DO THIS » Write out the listing below exactly, and omit any images you find in it.

MATERIAL SHOWN »
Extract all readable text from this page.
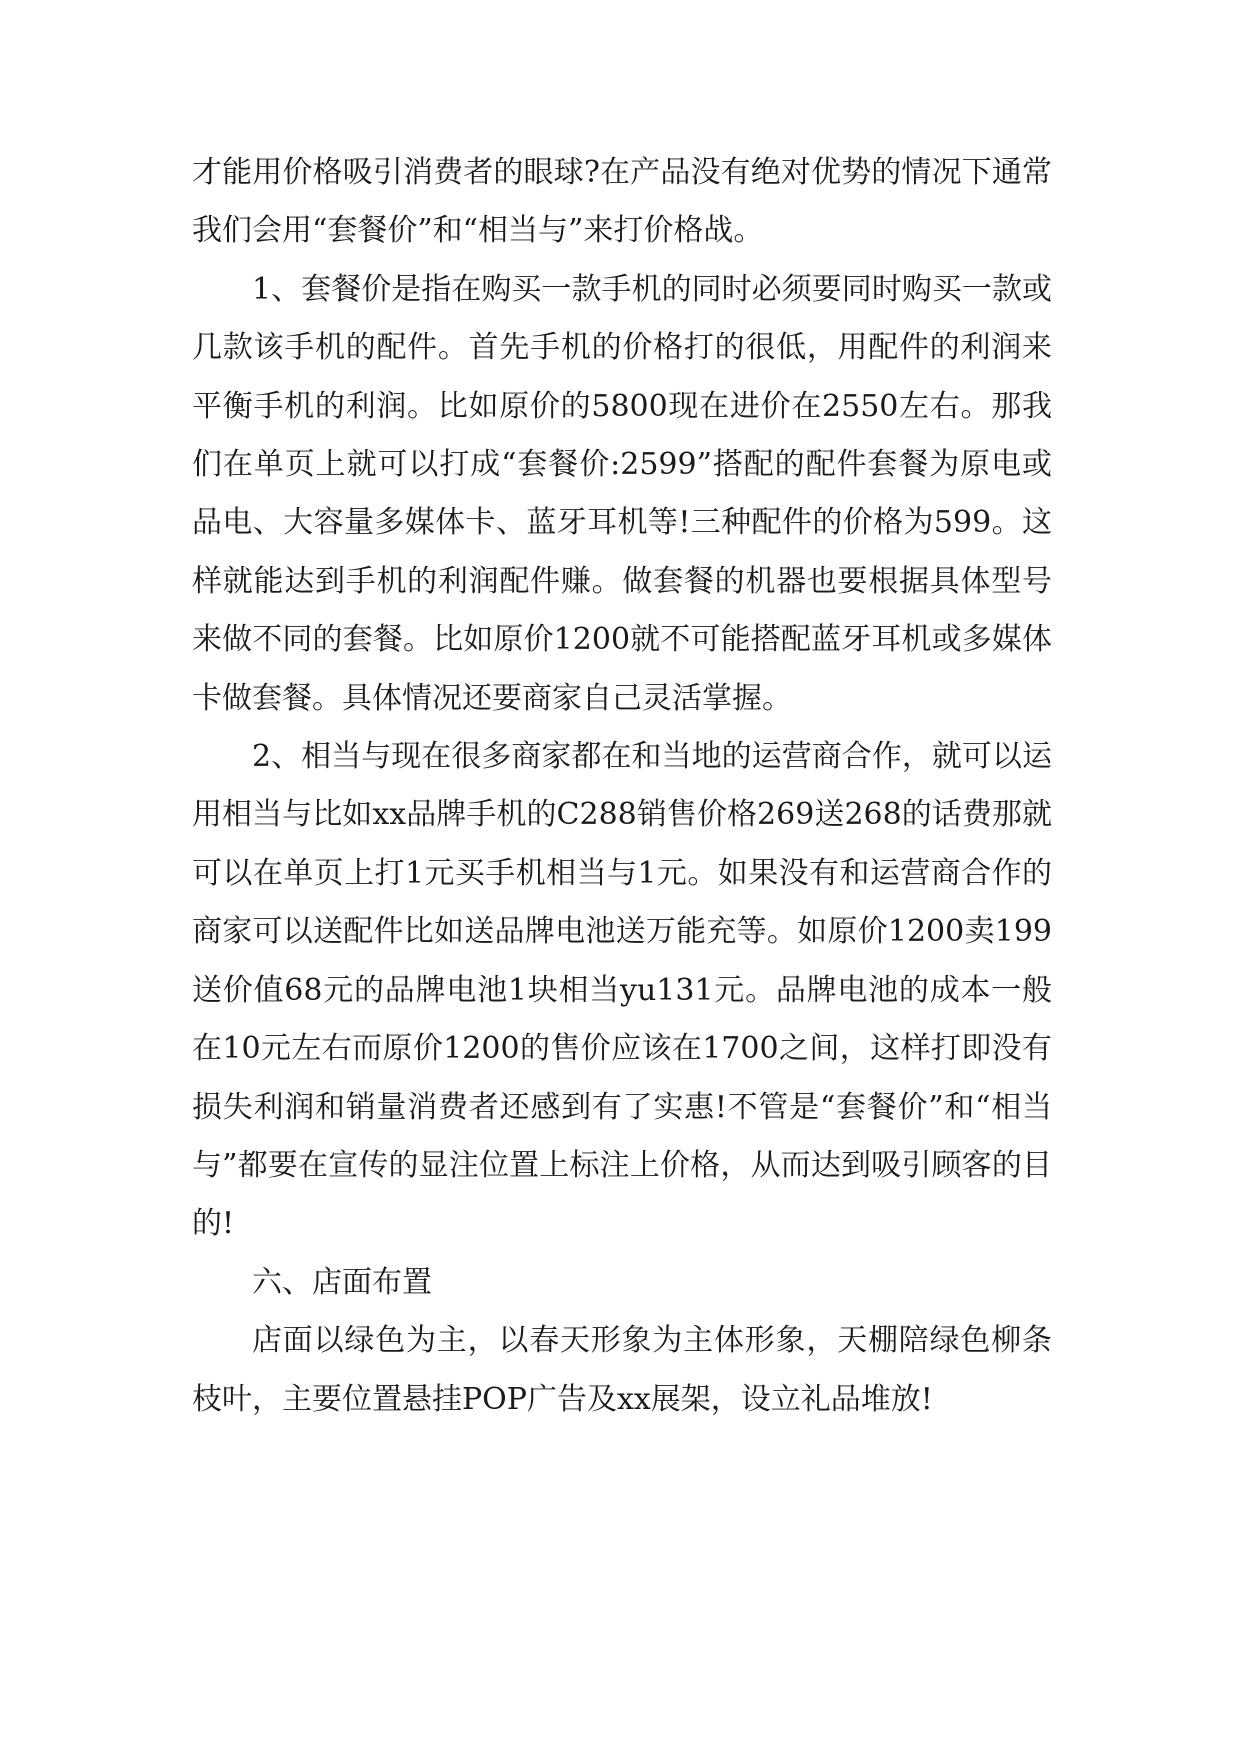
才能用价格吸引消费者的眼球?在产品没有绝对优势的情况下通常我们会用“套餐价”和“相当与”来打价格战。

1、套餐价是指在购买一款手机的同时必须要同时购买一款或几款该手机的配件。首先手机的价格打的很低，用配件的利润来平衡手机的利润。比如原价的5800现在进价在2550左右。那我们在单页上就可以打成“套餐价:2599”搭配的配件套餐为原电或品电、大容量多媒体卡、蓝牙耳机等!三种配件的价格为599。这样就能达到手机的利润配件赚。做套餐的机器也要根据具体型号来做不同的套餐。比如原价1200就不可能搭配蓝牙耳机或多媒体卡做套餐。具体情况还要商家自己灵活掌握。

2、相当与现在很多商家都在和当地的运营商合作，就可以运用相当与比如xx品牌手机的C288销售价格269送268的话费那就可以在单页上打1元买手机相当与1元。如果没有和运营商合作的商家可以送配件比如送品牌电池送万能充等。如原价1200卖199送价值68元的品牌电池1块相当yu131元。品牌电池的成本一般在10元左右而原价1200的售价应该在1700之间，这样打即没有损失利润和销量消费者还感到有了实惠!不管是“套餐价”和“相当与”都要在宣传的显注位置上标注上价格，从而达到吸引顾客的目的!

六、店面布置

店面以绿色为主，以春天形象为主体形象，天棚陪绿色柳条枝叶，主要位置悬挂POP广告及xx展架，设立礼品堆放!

RESULT OF THE TASK »
Extract all readable text from this page.
才能用价格吸引消费者的眼球?在产品没有绝对优势的情况下通常我们会用“套餐价”和“相当与”来打价格战。

1、套餐价是指在购买一款手机的同时必须要同时购买一款或几款该手机的配件。首先手机的价格打的很低，用配件的利润来平衡手机的利润。比如原价的5800现在进价在2550左右。那我们在单页上就可以打成“套餐价:2599”搭配的配件套餐为原电或品电、大容量多媒体卡、蓝牙耳机等!三种配件的价格为599。这样就能达到手机的利润配件赚。做套餐的机器也要根据具体型号来做不同的套餐。比如原价1200就不可能搭配蓝牙耳机或多媒体卡做套餐。具体情况还要商家自己灵活掌握。

2、相当与现在很多商家都在和当地的运营商合作，就可以运用相当与比如xx品牌手机的C288销售价格269送268的话费那就可以在单页上打1元买手机相当与1元。如果没有和运营商合作的商家可以送配件比如送品牌电池送万能充等。如原价1200卖199送价值68元的品牌电池1块相当yu131元。品牌电池的成本一般在10元左右而原价1200的售价应该在1700之间，这样打即没有损失利润和销量消费者还感到有了实惠!不管是“套餐价”和“相当与”都要在宣传的显注位置上标注上价格，从而达到吸引顾客的目的!

六、店面布置

店面以绿色为主，以春天形象为主体形象，天棚陪绿色柳条枝叶，主要位置悬挂POP广告及xx展架，设立礼品堆放!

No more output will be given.